*Exercise requirements*
Pick out and copy every line below that has the word "bills".

(Entries taken from a collection)
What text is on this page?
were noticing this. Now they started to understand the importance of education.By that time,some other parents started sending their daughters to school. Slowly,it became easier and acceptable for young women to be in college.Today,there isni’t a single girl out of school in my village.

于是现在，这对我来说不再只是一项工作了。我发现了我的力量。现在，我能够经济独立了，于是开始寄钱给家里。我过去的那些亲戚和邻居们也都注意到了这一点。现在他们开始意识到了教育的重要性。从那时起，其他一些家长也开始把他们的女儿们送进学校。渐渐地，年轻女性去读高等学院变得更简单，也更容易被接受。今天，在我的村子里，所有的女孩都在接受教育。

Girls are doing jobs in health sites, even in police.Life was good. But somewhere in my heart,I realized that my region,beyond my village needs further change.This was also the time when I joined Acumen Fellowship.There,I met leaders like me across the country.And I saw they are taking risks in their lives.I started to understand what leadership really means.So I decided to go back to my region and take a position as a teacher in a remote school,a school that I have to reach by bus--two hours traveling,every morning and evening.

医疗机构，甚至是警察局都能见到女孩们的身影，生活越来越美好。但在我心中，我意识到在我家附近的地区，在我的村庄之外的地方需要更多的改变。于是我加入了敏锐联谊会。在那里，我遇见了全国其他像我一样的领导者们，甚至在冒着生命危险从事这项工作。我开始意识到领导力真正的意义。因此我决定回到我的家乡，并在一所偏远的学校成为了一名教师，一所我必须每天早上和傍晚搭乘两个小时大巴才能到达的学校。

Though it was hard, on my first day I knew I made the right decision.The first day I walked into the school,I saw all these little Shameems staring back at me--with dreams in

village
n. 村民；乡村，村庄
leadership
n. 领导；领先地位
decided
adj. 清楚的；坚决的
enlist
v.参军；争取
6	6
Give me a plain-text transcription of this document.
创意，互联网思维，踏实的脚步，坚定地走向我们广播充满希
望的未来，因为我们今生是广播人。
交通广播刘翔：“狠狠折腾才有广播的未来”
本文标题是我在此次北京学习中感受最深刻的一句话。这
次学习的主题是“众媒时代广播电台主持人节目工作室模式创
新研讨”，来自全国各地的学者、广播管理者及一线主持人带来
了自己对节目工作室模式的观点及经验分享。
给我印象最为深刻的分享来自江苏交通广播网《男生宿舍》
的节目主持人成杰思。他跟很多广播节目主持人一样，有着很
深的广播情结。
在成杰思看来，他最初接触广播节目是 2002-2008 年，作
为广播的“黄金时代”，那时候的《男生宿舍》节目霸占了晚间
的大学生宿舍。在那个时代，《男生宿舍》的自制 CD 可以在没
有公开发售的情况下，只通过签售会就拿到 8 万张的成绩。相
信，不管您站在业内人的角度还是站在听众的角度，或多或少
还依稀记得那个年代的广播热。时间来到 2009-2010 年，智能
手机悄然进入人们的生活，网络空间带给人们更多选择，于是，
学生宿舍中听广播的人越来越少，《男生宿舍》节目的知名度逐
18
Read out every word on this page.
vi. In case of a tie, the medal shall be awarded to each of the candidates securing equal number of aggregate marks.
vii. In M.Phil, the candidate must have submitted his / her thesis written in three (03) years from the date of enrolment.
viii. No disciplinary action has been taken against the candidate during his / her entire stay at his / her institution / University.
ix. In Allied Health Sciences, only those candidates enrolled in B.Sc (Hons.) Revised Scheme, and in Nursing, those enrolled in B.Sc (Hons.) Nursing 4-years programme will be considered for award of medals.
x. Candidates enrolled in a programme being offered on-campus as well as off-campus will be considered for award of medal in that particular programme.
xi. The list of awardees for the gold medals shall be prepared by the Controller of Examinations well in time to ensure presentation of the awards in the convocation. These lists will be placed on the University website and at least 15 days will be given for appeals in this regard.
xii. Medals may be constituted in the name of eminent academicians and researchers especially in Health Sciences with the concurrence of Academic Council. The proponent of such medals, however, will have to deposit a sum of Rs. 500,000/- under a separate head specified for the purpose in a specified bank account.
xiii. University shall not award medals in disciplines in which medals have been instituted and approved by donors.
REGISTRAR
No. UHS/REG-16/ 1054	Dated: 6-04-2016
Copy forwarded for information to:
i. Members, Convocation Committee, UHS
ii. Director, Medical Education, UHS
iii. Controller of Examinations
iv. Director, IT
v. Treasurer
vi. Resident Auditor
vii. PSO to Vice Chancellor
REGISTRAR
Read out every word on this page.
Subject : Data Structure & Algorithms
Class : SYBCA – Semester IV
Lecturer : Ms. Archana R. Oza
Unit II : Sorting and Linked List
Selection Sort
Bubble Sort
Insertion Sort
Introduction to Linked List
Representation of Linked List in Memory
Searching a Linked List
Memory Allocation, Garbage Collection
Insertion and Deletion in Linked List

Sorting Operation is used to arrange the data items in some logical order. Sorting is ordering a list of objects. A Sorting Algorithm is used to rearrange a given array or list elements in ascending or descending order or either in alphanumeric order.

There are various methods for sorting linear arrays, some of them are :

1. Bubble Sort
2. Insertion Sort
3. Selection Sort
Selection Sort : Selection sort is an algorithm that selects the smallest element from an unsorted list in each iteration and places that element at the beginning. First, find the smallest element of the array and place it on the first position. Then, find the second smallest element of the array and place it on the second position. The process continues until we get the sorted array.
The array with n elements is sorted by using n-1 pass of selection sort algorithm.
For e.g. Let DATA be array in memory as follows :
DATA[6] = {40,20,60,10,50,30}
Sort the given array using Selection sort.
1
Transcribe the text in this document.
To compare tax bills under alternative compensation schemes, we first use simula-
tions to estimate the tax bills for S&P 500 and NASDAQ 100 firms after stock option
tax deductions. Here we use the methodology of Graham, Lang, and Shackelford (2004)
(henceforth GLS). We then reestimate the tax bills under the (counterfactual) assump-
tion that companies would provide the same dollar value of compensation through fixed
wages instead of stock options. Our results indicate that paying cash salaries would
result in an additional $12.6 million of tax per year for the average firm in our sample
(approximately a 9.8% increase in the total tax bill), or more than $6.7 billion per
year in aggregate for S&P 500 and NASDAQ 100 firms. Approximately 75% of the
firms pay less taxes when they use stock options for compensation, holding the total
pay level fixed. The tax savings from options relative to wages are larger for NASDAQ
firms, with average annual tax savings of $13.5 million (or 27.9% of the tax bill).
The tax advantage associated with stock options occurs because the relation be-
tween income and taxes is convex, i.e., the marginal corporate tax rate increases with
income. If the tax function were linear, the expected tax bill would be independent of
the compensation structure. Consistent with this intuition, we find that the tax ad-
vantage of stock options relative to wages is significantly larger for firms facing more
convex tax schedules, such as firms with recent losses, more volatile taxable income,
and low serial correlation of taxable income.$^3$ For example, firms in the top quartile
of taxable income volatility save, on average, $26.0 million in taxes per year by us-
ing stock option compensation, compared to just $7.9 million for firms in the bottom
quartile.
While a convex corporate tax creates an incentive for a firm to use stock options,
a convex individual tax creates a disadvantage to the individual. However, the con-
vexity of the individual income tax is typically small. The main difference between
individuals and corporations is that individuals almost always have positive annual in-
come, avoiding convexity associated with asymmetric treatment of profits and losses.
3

*Completed task*
To compare tax bills under alternative compensation schemes, we first use simula-
tions to estimate the tax bills for S&P 500 and NASDAQ 100 firms after stock option
(henceforth GLS). We then reestimate the tax bills under the (counterfactual) assump-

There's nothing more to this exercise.